• Aim A
In the Gary Snyder review, which two other works of his does the reviewer say this one is as good as?

• Document
────

For those new to Snyder, it offers a glimpse into the life of a remarkable poet engaged with his world. -- Oregonian, August 29, 2004


Customer Reviews

Pure Transparancy of Blue5
Gary Snyder is America's greatest living poet.his keen, ever perfectly clear vison is based in the glint of rivers and the muted sheen of glistening rocks under jasmine colored waves, bountiful white clouds and spirit incandescent and meteoric.... He writes of concrete on highway 5, Toyota Tercels, and the animistic world of noble pines and bobcat scat..His Haikus are the best ever written...his narrative before certain poems is articulate, revealing and deep without any pretension...For instance: "If you want to view the world you live in climb a rocky mountain with a neat small peak. But the big snow peaks pierce the world of clouds and cranes, rest in the zone of five colored banners and writhing crackling dragons in veils of ragged mist and frost crystals, into a pure transparancy of blue." He knows the "Three Sisters". He has climbed into their deeper essence. He writes of today and of humanity, daily life, of commitment and courage and eating at fast food places...I have long admired his work and this is as good as Axe Handles and Regarding Wave...I have lived in the Pacific Northwest in my younger days..He almost alone, awakened me to its noble grandeaur....One of America's finest poets ever...

────

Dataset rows
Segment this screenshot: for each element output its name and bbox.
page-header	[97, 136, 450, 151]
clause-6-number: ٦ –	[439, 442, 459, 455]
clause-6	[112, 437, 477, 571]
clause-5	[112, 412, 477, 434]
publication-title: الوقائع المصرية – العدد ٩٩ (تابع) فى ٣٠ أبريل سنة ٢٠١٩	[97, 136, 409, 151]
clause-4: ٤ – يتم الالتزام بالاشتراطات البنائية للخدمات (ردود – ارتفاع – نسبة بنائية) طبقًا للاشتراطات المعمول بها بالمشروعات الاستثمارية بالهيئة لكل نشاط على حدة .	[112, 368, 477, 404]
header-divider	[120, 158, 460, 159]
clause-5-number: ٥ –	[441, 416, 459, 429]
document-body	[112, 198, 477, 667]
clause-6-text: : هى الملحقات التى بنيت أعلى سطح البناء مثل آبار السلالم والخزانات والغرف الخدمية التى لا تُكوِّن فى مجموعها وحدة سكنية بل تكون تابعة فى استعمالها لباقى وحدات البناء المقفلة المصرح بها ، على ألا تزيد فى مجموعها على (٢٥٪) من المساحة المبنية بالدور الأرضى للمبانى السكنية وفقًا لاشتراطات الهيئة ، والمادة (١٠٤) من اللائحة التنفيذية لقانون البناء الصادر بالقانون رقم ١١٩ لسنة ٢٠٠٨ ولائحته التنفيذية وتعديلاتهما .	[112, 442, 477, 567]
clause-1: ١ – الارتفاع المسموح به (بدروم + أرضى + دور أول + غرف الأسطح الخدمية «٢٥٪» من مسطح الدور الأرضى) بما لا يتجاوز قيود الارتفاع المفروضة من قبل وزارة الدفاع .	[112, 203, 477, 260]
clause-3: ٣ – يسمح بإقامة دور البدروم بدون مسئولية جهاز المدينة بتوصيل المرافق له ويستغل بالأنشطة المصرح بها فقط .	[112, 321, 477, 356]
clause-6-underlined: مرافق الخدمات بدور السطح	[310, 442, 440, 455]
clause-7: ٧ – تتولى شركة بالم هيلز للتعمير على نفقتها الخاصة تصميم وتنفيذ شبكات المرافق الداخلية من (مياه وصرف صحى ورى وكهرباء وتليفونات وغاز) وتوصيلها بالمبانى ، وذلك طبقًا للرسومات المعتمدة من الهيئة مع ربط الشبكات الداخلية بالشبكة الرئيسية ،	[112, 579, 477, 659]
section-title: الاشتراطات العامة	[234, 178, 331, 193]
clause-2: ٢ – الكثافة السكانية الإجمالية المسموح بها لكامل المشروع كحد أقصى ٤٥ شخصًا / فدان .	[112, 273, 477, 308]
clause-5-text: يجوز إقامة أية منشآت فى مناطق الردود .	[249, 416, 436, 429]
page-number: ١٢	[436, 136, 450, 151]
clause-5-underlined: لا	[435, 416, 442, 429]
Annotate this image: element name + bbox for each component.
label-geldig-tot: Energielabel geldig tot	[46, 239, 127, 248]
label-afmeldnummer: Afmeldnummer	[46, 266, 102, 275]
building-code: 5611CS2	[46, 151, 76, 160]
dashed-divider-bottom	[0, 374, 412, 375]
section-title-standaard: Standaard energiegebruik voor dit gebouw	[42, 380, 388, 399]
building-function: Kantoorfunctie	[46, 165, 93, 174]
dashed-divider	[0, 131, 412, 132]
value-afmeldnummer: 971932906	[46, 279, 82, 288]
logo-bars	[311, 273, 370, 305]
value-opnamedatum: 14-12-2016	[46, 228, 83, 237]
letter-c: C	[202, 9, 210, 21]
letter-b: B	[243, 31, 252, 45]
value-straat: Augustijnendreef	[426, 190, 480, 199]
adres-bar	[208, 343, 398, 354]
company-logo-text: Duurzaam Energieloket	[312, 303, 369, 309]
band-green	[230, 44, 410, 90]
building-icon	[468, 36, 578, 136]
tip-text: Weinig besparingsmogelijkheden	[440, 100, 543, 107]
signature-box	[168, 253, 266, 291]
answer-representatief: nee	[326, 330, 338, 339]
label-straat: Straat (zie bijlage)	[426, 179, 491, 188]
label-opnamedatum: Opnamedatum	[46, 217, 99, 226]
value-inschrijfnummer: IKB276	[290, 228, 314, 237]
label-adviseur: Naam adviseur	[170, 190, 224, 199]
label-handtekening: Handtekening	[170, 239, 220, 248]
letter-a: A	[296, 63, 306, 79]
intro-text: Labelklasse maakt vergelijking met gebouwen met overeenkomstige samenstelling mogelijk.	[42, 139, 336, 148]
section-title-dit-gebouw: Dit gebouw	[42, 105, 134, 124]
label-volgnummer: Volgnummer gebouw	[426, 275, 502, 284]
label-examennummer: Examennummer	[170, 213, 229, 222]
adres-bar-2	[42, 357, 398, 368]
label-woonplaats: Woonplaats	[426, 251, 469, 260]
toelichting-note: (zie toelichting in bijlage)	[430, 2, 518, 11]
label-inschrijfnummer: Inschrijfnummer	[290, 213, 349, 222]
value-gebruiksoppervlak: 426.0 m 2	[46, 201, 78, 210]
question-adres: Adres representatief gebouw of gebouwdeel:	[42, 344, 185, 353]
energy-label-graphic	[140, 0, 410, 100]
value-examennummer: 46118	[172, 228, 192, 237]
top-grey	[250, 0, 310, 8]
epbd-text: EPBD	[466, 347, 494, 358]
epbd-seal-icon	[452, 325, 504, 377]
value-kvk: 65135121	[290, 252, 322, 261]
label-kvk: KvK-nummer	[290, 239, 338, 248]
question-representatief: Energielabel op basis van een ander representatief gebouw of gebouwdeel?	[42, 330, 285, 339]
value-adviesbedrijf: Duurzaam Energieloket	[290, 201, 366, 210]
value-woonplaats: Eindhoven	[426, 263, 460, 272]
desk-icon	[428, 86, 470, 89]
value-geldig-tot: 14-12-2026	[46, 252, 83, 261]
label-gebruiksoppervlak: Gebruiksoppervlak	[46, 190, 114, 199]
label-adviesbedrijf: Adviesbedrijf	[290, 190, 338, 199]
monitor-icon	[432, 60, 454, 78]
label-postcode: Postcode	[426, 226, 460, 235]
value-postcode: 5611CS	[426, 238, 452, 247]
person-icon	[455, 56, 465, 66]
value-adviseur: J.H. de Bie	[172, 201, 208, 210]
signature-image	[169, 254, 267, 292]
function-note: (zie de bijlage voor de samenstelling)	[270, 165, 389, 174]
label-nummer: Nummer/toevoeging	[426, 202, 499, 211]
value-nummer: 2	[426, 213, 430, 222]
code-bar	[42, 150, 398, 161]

────

• Aim B
Output the dataset rows word for word, starting at their first line and ending at the line that contains "publication-title: الوقائع المصرية", with both of those lines included.

• Correct answer A
Axe Handles and Regarding Wave.

• Correct answer B
Segment this screenshot: for each element output its name and bbox.
page-header	[97, 136, 450, 151]
clause-6-number: ٦ –	[439, 442, 459, 455]
clause-6	[112, 437, 477, 571]
clause-5	[112, 412, 477, 434]
publication-title: الوقائع المصرية – العدد ٩٩ (تابع) فى ٣٠ أبريل سنة ٢٠١٩	[97, 136, 409, 151]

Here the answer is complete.